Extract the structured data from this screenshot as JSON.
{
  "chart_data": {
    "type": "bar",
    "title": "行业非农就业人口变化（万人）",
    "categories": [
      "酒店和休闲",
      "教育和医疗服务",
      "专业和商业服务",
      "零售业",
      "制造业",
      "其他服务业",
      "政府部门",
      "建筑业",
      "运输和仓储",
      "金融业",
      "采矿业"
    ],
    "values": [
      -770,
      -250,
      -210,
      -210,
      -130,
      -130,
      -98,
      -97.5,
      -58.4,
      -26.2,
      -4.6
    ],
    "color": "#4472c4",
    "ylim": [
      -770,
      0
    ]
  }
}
--
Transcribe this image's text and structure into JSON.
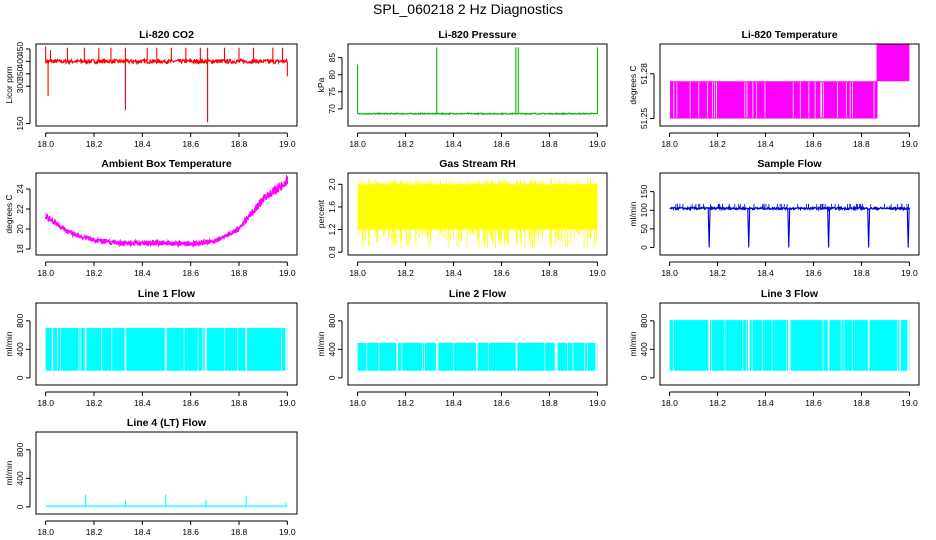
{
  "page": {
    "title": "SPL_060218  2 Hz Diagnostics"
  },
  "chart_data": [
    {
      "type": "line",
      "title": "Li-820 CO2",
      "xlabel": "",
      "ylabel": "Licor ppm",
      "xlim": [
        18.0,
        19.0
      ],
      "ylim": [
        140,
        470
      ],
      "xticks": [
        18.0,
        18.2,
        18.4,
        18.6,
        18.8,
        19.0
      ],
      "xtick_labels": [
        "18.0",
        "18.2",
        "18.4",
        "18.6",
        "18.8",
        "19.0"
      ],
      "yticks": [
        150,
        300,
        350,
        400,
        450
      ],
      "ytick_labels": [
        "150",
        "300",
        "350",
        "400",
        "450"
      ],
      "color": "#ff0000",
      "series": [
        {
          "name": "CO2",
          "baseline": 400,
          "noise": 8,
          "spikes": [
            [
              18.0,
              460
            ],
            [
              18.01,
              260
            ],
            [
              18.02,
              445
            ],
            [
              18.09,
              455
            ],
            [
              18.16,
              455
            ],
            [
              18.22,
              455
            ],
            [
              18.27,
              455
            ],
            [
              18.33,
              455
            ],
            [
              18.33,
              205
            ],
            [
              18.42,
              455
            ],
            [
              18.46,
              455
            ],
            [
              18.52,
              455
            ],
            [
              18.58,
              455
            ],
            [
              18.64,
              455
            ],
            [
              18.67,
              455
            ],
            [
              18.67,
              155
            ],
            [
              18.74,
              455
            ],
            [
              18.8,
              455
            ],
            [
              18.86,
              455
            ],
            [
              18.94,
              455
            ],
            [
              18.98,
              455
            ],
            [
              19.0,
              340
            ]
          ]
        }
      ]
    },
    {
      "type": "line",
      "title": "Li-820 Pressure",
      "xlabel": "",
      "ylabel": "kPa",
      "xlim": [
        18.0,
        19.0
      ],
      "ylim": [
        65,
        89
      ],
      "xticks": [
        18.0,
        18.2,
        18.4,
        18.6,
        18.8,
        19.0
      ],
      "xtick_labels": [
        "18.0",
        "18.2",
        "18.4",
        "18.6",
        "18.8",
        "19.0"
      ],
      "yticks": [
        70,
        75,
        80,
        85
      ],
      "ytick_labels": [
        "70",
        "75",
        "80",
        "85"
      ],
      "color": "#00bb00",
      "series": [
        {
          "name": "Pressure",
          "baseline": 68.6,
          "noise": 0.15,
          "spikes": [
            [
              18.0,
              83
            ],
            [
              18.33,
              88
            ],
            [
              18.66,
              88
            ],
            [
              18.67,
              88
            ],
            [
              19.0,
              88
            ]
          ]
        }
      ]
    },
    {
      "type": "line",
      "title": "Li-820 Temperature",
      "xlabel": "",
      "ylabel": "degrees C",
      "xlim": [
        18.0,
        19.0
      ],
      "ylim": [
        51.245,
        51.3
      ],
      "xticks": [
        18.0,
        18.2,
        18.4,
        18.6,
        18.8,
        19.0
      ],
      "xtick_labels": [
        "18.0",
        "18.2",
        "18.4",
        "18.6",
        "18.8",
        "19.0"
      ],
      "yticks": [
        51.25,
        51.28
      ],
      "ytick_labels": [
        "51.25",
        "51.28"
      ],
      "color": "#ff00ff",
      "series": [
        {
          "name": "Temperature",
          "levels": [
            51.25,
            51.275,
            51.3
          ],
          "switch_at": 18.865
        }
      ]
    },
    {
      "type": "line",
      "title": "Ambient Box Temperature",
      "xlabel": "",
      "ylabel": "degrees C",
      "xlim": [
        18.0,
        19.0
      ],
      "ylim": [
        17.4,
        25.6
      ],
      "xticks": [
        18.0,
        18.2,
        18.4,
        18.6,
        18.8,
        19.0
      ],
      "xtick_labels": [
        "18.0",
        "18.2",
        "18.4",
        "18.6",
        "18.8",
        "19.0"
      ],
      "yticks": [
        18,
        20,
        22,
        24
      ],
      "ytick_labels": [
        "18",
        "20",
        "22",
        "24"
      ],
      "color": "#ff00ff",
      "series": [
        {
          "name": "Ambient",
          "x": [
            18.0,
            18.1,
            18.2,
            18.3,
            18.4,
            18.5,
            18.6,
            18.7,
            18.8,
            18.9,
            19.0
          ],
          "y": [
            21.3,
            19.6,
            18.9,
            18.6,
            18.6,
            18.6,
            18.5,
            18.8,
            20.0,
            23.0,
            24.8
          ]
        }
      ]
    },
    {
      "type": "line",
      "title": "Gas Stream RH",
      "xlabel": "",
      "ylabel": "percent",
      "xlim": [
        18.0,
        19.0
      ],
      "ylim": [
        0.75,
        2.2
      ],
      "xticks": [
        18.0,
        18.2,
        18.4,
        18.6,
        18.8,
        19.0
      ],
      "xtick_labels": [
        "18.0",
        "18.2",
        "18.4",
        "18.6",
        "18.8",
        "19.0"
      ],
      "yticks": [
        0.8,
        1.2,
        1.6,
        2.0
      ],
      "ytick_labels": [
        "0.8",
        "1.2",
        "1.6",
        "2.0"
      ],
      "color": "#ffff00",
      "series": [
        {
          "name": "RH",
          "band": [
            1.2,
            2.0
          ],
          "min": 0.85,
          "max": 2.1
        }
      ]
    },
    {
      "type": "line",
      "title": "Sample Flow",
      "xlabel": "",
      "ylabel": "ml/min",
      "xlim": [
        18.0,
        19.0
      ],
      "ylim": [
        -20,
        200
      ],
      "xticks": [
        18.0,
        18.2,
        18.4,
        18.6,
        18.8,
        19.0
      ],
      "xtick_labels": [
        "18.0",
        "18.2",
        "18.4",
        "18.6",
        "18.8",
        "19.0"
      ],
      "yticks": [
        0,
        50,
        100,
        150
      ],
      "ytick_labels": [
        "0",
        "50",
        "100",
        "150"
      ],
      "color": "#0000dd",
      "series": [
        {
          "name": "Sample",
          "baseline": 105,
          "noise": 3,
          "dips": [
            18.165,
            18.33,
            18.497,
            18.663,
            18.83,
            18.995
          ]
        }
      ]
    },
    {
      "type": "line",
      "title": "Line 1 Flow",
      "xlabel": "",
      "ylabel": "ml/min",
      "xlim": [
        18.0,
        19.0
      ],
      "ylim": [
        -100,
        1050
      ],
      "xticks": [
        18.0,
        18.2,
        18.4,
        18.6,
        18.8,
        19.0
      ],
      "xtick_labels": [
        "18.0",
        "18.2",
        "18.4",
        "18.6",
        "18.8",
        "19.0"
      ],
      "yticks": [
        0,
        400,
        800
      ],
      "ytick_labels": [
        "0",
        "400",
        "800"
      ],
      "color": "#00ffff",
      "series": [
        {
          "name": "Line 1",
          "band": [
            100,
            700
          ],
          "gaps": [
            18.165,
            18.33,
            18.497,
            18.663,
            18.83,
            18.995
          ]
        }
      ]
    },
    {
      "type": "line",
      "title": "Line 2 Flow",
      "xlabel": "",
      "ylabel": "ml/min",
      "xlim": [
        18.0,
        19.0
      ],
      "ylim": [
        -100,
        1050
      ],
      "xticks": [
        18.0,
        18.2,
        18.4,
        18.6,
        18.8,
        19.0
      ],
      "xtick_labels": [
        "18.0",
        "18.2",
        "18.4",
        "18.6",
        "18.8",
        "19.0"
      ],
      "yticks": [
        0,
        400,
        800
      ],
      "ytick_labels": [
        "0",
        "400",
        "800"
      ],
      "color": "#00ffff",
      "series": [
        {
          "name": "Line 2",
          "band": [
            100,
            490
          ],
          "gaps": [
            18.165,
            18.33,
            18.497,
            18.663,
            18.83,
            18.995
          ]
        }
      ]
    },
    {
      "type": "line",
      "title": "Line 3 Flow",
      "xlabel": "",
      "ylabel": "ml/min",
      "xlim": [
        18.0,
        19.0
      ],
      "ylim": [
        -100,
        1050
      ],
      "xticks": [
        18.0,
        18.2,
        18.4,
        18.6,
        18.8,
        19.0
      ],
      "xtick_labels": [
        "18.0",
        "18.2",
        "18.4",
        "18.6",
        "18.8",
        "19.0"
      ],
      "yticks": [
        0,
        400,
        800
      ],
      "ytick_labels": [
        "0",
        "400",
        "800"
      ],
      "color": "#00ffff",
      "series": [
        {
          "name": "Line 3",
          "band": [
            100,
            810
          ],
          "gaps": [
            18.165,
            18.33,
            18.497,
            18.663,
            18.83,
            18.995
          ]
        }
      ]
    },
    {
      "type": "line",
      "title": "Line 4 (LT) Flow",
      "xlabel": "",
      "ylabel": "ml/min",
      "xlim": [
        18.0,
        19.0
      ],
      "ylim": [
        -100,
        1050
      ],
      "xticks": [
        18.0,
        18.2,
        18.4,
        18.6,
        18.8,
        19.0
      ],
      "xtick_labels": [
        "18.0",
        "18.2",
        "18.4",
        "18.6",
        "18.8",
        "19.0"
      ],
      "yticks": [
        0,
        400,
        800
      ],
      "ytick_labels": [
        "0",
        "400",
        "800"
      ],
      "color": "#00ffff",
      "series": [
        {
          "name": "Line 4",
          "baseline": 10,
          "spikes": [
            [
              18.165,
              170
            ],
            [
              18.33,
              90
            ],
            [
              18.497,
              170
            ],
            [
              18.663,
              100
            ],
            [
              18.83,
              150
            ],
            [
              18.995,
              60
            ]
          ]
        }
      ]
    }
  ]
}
---
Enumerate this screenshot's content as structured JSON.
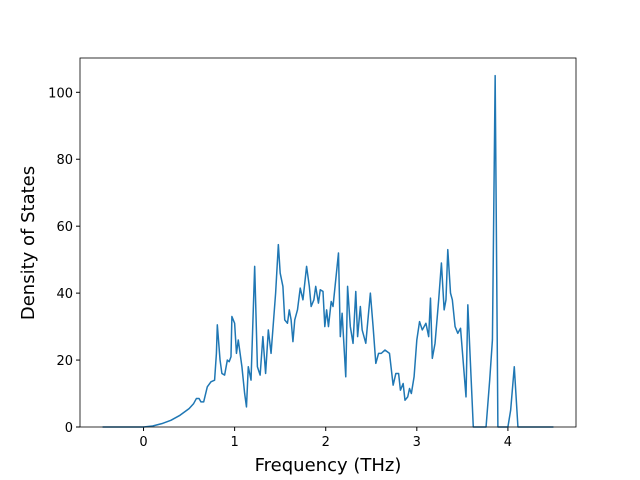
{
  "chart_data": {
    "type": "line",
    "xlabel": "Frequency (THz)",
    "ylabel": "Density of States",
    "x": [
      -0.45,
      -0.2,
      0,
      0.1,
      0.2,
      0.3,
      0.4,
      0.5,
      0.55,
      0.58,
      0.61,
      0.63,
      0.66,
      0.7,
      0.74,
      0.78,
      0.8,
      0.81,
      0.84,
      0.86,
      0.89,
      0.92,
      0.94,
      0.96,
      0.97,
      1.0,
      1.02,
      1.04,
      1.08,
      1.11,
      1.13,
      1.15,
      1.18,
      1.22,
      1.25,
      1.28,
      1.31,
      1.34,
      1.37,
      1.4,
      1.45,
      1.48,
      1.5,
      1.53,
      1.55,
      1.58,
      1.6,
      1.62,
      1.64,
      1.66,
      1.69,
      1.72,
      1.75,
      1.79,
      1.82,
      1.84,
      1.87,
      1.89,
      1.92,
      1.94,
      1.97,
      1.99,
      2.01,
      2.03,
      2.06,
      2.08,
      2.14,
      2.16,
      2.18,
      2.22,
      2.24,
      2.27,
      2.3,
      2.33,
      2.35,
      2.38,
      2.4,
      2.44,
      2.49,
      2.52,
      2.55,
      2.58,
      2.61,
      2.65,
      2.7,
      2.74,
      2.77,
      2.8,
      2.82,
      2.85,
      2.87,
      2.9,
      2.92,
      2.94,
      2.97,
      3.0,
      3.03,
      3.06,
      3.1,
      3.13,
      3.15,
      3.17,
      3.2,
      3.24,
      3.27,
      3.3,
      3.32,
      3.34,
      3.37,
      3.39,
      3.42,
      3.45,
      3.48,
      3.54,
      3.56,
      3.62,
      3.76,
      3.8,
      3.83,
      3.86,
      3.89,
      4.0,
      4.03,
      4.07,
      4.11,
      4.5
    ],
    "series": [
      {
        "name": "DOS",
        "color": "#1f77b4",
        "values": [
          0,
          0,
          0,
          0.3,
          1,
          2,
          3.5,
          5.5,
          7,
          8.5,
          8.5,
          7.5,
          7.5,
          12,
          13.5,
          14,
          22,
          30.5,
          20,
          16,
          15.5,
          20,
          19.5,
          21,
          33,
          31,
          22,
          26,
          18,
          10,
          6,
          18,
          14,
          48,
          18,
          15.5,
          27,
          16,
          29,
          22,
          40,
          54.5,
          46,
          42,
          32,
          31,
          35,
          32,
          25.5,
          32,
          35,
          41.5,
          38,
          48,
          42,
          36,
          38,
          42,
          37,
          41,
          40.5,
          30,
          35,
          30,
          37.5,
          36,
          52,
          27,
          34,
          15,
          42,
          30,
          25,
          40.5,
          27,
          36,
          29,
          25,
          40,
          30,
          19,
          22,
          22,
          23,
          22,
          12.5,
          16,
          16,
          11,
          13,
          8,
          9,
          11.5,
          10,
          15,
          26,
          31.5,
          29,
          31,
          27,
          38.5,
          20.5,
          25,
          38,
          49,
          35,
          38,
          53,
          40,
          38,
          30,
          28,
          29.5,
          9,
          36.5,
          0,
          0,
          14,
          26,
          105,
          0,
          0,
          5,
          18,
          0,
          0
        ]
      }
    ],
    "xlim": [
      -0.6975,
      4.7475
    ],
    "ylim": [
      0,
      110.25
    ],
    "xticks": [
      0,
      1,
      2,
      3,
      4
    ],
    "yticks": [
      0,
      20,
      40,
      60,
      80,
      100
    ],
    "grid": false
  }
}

_Written request_
Across the preceding material, how many lines contain the word "Temperature"? State the number alone.

_Correct answer_
3